PASSAGE TO READ:
============
[7/9] lucy git commit: Port DefDocReader code to CGO.

marvin Mon, 03 Aug 2015 14:59:31 -0700

Port DefDocReader code to CGO.


Project: http://git-wip-us.apache.org/repos/asf/lucy/repo
Commit: http://git-wip-us.apache.org/repos/asf/lucy/commit/7749e595
Tree: http://git-wip-us.apache.org/repos/asf/lucy/tree/7749e595
Diff: http://git-wip-us.apache.org/repos/asf/lucy/diff/7749e595

Branch: refs/heads/master
Commit: 7749e595b2a6c32af57b904d1a00b066691ace37
Parents: acd74d2
Author: Marvin Humphrey <[email protected]>
Authored: Sun Jul 19 12:57:13 2015 -0700
Committer: Marvin Humphrey <[email protected]>
Committed: Fri Jul 31 17:59:21 2015 -0700

----------------------------------------------------------------------
 go/cfext/lucy.c | 80 ++------------------------------------------
 go/lucy/lucy.go | 94 ++++++++++++++++++++++++++++++++++++++++++++++++++++
 2 files changed, 97 insertions(+), 77 deletions(-)
----------------------------------------------------------------------


http://git-wip-us.apache.org/repos/asf/lucy/blob/7749e595/go/cfext/lucy.c
----------------------------------------------------------------------
diff --git a/go/cfext/lucy.c b/go/cfext/lucy.c
index f10a23f..9e9b840 100644
--- a/go/cfext/lucy.c
+++ b/go/cfext/lucy.c
@@ -166,85 +166,11 @@ Doc_Destroy_IMP(Doc *self) {
 
 /**************************** DocReader *****************************/
 
+DefDocReader_Fetch_Doc_t GOLUCY_DefDocReader_Fetch_Doc_BRIDGE;
+
 HitDoc*
 DefDocReader_Fetch_Doc_IMP(DefaultDocReader *self, int32_t doc_id) {
-    DefaultDocReaderIVARS *const ivars = DefDocReader_IVARS(self);
-    Schema   *const schema = ivars->schema;
-    InStream *const dat_in = ivars->dat_in;
-    InStream *const ix_in  = ivars->ix_in;
-    Hash     *const fields = Hash_new(1);
-    int64_t   start;
-    uint32_t  num_fields;
-    uint32_t  field_name_cap = 31;
-    char     *field_name = (char*)MALLOCATE(field_name_cap + 1);
-
-    // Get data file pointer from index, read number of fields.
-    InStream_Seek(ix_in, (int64_t)doc_id * 8);
-    start = InStream_Read_U64(ix_in);
-    InStream_Seek(dat_in, start);
-    num_fields = InStream_Read_C32(dat_in);
-
-    // Decode stored data and build up the doc field by field.
-    while (num_fields--) {
-        uint32_t        field_name_len;
-        Obj       *value;
-        FieldType *type;
-
-        // Read field name.
============
LISTED RECORDS:
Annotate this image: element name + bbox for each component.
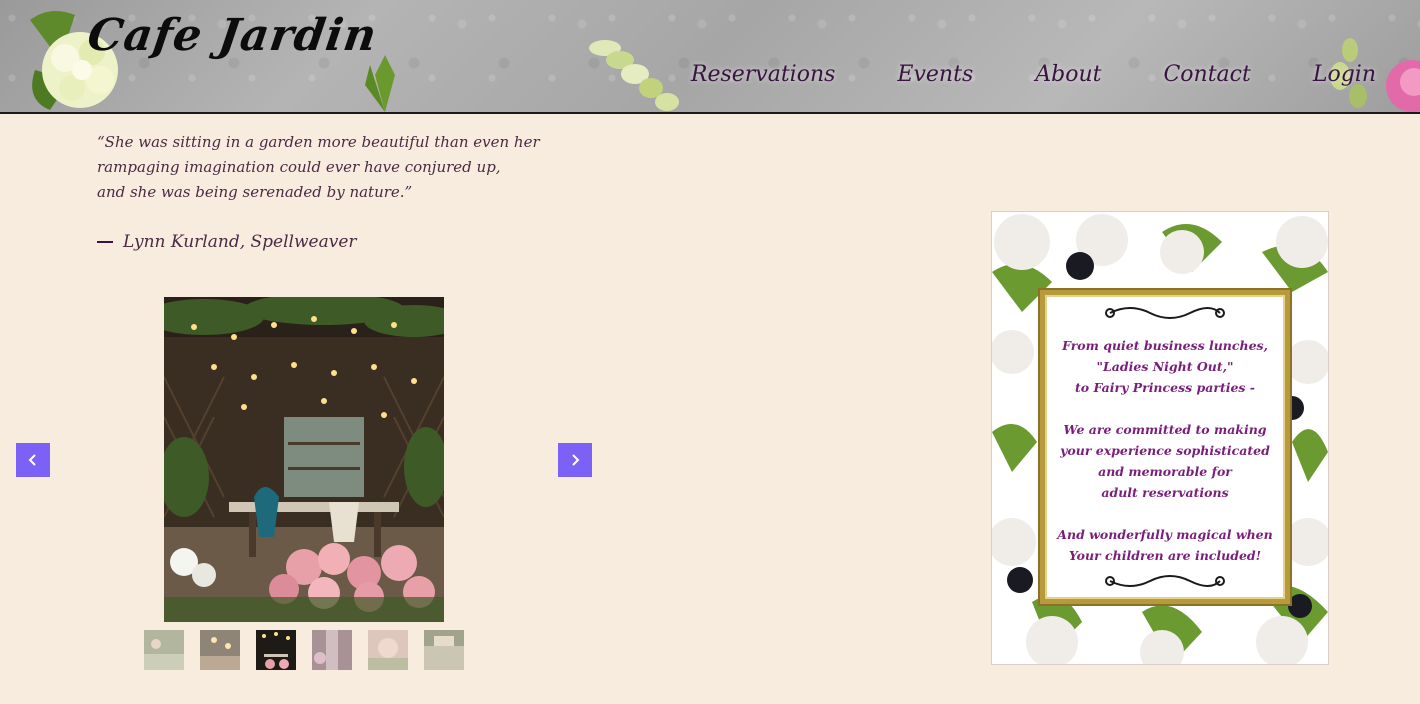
============
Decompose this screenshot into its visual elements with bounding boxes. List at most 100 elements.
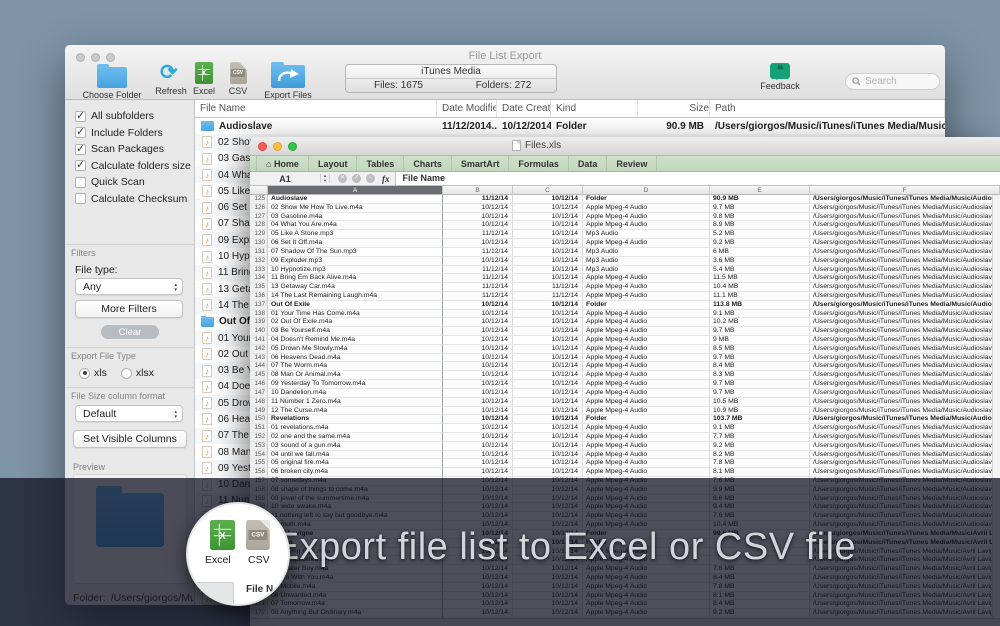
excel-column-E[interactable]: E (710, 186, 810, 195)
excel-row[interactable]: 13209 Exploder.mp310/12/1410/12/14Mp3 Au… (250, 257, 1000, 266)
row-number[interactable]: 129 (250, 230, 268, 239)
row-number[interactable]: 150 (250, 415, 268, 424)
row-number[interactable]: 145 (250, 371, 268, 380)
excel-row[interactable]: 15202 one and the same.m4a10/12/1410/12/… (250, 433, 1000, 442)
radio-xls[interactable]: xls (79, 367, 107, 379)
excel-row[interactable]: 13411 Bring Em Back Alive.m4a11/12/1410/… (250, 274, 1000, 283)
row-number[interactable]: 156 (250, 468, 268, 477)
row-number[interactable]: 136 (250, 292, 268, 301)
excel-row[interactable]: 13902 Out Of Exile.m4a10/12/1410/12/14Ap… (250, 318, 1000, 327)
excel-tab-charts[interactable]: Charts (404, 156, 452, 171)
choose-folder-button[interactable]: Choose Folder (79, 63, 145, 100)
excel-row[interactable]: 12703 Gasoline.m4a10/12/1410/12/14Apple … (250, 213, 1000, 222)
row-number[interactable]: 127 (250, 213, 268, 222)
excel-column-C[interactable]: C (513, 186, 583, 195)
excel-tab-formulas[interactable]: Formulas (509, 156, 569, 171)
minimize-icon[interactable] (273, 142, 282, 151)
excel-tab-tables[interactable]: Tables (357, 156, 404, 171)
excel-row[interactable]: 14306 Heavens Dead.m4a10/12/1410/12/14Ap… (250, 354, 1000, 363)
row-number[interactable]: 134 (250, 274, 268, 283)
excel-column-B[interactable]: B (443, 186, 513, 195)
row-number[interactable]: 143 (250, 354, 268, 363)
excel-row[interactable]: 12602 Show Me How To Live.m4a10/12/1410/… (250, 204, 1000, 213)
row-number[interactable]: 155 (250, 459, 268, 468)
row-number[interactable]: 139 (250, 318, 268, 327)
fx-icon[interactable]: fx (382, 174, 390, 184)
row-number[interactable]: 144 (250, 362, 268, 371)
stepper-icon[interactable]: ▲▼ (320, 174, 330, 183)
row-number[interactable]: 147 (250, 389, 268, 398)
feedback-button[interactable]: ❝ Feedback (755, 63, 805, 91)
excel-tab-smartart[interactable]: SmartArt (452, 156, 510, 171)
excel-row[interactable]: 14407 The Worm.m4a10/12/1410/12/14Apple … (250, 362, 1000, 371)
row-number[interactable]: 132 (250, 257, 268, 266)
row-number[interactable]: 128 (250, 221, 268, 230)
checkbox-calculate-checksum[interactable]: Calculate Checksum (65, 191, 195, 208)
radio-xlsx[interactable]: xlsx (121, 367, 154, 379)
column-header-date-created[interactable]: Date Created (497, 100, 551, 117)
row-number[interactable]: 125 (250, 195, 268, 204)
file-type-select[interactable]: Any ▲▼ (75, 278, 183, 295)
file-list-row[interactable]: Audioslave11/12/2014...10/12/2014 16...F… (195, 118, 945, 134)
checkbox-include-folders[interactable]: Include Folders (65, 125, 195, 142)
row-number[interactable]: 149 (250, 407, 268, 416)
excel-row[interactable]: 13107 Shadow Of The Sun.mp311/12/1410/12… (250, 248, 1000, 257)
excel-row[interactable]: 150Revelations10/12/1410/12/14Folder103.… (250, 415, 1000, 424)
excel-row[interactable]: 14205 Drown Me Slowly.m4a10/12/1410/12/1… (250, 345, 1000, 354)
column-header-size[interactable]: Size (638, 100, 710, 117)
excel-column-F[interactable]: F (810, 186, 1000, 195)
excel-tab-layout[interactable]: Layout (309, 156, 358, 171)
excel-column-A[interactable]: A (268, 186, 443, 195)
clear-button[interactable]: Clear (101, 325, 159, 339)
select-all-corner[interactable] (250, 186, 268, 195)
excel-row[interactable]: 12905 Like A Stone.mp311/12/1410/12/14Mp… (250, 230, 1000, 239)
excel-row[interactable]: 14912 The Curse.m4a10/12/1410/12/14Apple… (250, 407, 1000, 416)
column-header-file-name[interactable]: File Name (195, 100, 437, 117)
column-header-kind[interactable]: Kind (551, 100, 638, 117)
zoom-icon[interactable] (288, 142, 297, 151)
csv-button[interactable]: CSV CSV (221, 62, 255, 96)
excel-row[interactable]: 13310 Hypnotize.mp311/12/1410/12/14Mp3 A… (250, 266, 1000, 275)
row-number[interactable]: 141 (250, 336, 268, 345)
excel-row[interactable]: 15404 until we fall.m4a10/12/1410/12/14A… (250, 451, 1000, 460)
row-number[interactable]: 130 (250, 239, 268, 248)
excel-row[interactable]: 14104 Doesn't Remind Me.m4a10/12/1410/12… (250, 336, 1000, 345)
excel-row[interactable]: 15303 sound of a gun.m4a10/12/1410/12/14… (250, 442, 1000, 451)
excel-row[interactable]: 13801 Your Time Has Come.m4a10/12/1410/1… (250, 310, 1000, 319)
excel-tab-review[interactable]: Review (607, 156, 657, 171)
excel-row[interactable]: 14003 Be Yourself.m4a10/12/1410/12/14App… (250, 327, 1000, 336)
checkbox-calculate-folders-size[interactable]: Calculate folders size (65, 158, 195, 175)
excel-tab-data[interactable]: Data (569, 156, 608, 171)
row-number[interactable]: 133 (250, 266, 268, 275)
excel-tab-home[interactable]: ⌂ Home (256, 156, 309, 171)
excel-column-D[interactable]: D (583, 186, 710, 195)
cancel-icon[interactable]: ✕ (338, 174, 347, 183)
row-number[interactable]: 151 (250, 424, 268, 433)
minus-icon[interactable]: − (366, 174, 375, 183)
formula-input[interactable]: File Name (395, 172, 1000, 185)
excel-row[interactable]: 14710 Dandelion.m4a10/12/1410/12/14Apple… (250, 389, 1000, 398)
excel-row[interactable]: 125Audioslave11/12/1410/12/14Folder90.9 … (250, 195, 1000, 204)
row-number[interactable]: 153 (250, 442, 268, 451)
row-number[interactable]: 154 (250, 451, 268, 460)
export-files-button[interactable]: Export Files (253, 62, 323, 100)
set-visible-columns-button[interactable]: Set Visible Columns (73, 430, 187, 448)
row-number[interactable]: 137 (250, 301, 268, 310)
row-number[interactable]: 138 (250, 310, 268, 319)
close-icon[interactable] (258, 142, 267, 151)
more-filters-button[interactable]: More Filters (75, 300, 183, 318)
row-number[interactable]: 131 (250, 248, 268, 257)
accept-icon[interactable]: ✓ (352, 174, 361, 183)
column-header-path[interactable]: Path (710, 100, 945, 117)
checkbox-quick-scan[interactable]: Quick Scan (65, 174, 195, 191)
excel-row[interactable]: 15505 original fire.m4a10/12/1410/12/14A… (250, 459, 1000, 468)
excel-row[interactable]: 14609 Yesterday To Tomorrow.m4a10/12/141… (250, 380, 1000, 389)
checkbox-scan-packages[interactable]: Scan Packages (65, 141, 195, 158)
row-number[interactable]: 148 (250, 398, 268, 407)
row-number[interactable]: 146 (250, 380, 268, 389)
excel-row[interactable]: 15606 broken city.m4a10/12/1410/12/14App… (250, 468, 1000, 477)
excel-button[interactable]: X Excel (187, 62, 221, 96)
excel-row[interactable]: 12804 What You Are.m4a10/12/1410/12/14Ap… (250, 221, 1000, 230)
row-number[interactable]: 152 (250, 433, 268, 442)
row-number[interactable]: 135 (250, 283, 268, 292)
============
EXERCISE DETAILS: Give again, word for word, everything in the commit message from "Branch: refs/heads/master" down to "insertions(+), 77 deletions(-)". Base your answers on the commit message text only.

COMPLETE OUTPUT:
Branch: refs/heads/master
Commit: 7749e595b2a6c32af57b904d1a00b066691ace37
Parents: acd74d2
Author: Marvin Humphrey <[email protected]>
Authored: Sun Jul 19 12:57:13 2015 -0700
Committer: Marvin Humphrey <[email protected]>
Committed: Fri Jul 31 17:59:21 2015 -0700

----------------------------------------------------------------------
 go/cfext/lucy.c | 80 ++------------------------------------------
 go/lucy/lucy.go | 94 ++++++++++++++++++++++++++++++++++++++++++++++++++++
 2 files changed, 97 insertions(+), 77 deletions(-)